### Task requirements
Duplicate the part of the items that opens with the line containing "list all visible" and closes with the line containing "candle-body [549, 355, 551, 362]", both lines included. Leave the pictures out.

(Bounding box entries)
--------
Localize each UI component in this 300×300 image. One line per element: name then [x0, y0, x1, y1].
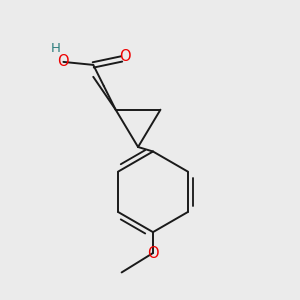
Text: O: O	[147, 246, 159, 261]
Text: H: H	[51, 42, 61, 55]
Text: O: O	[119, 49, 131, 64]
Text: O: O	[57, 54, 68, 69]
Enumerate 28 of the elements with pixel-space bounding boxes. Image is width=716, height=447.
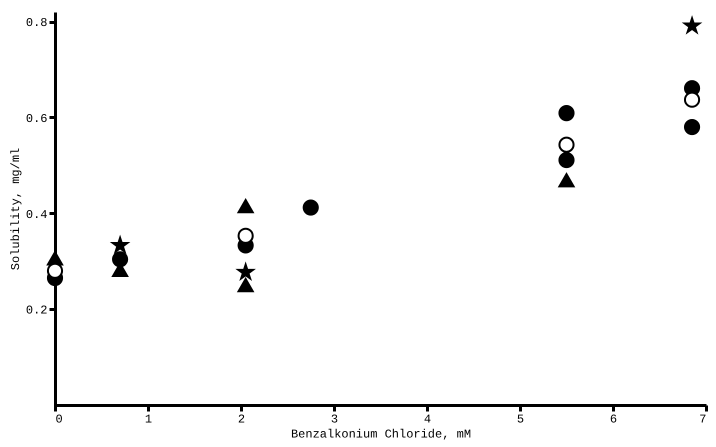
--------
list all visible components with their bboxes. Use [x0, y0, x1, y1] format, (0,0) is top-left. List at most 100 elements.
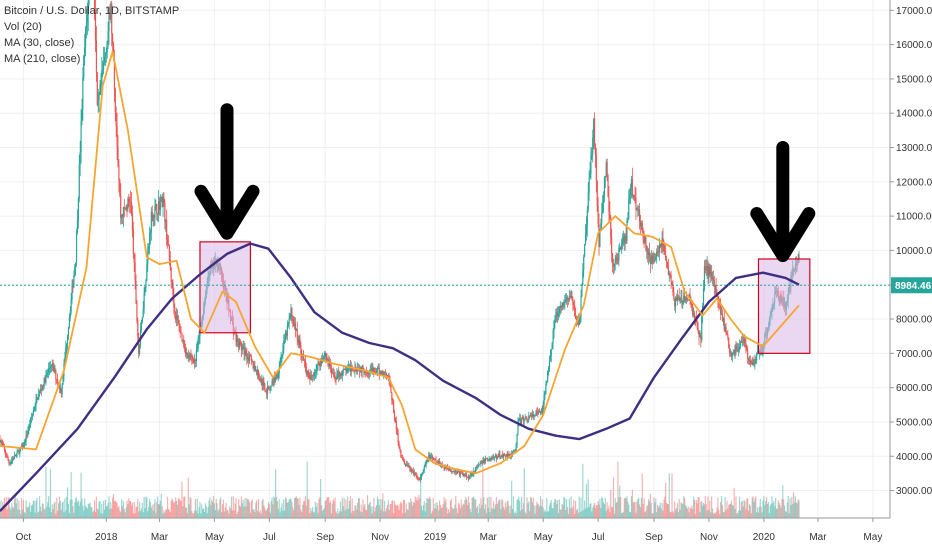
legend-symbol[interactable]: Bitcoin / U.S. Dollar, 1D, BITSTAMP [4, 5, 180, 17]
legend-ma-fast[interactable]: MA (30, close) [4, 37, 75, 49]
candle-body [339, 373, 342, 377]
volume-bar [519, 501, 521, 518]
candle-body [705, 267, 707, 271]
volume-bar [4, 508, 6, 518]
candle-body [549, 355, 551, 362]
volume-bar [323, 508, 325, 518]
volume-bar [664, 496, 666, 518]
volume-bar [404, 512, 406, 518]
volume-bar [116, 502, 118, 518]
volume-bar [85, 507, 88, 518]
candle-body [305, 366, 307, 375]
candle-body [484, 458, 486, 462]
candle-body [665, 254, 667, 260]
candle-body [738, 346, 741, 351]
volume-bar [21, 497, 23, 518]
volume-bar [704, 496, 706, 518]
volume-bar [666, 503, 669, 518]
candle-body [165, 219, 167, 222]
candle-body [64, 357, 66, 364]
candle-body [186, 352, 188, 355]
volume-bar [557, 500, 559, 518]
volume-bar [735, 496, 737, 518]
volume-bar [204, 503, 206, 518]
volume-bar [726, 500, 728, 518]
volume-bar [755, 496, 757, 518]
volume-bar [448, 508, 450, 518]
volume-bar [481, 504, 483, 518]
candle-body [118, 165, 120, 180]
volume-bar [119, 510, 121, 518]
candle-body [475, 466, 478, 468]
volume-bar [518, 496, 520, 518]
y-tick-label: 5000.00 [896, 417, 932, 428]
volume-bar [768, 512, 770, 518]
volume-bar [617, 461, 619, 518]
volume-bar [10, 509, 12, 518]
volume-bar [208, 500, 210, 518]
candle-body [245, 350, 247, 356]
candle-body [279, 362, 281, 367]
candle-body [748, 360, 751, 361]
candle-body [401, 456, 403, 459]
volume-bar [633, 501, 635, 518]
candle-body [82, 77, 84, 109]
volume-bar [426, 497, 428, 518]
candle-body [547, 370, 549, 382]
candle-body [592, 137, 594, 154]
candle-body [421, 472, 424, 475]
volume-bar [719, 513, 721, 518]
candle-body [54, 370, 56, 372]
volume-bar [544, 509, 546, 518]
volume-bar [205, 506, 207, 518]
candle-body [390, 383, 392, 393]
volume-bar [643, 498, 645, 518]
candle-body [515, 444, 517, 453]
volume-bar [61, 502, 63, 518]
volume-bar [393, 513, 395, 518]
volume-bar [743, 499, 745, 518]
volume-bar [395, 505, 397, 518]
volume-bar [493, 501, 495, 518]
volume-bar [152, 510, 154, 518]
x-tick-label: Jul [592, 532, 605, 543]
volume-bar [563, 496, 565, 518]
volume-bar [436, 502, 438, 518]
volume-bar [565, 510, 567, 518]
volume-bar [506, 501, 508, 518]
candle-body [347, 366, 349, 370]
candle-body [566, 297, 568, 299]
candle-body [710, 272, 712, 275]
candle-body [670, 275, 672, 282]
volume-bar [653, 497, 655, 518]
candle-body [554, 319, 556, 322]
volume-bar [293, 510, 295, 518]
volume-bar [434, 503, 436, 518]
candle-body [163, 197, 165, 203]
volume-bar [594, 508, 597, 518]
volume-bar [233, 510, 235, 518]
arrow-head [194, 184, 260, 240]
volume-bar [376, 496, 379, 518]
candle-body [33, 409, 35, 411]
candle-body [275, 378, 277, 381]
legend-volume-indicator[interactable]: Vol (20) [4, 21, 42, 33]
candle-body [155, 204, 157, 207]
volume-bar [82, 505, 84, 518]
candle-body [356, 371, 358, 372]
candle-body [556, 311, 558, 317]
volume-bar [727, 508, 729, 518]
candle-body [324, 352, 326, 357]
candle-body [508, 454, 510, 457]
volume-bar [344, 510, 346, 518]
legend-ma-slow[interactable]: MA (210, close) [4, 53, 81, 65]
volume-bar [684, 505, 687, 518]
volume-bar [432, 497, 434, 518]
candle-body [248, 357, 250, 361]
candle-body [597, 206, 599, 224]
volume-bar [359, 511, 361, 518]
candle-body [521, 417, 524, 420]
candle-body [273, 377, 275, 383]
--------
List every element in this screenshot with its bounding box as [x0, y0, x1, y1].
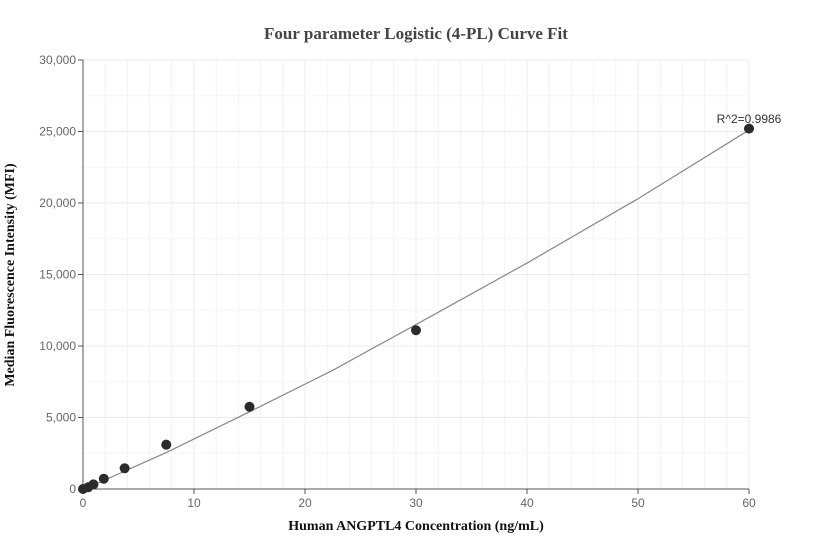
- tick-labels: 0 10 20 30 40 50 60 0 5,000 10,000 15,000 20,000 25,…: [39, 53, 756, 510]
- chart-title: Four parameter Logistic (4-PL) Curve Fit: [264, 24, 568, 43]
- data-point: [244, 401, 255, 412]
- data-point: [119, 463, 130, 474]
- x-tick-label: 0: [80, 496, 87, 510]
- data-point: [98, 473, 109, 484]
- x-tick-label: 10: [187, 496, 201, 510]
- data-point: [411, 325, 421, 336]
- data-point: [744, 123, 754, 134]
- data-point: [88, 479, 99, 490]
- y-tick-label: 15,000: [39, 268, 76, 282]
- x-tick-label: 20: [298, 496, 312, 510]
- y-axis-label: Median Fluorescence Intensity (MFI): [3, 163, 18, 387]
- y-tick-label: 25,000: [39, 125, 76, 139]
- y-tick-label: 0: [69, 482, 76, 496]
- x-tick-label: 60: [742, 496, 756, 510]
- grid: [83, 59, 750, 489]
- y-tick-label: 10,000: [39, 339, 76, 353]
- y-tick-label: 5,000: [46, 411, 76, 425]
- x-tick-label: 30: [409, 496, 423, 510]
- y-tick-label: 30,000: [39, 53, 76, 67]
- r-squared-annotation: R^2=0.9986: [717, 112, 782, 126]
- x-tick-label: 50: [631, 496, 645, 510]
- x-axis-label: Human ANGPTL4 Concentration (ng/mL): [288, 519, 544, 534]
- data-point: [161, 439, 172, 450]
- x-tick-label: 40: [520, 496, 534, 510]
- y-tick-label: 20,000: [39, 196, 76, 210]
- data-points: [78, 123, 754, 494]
--------
### Right answer
list all visible components with their bboxes. Use [x0, y0, x1, y1] format, (0,0) is top-left. List at most 100 elements.
legend-symbol[interactable]: Bitcoin / U.S. Dollar, 1D, BITSTAMP [4, 5, 180, 17]
legend-ma-fast[interactable]: MA (30, close) [4, 37, 75, 49]
candle-body [339, 373, 342, 377]
volume-bar [519, 501, 521, 518]
candle-body [705, 267, 707, 271]
volume-bar [4, 508, 6, 518]
candle-body [549, 355, 551, 362]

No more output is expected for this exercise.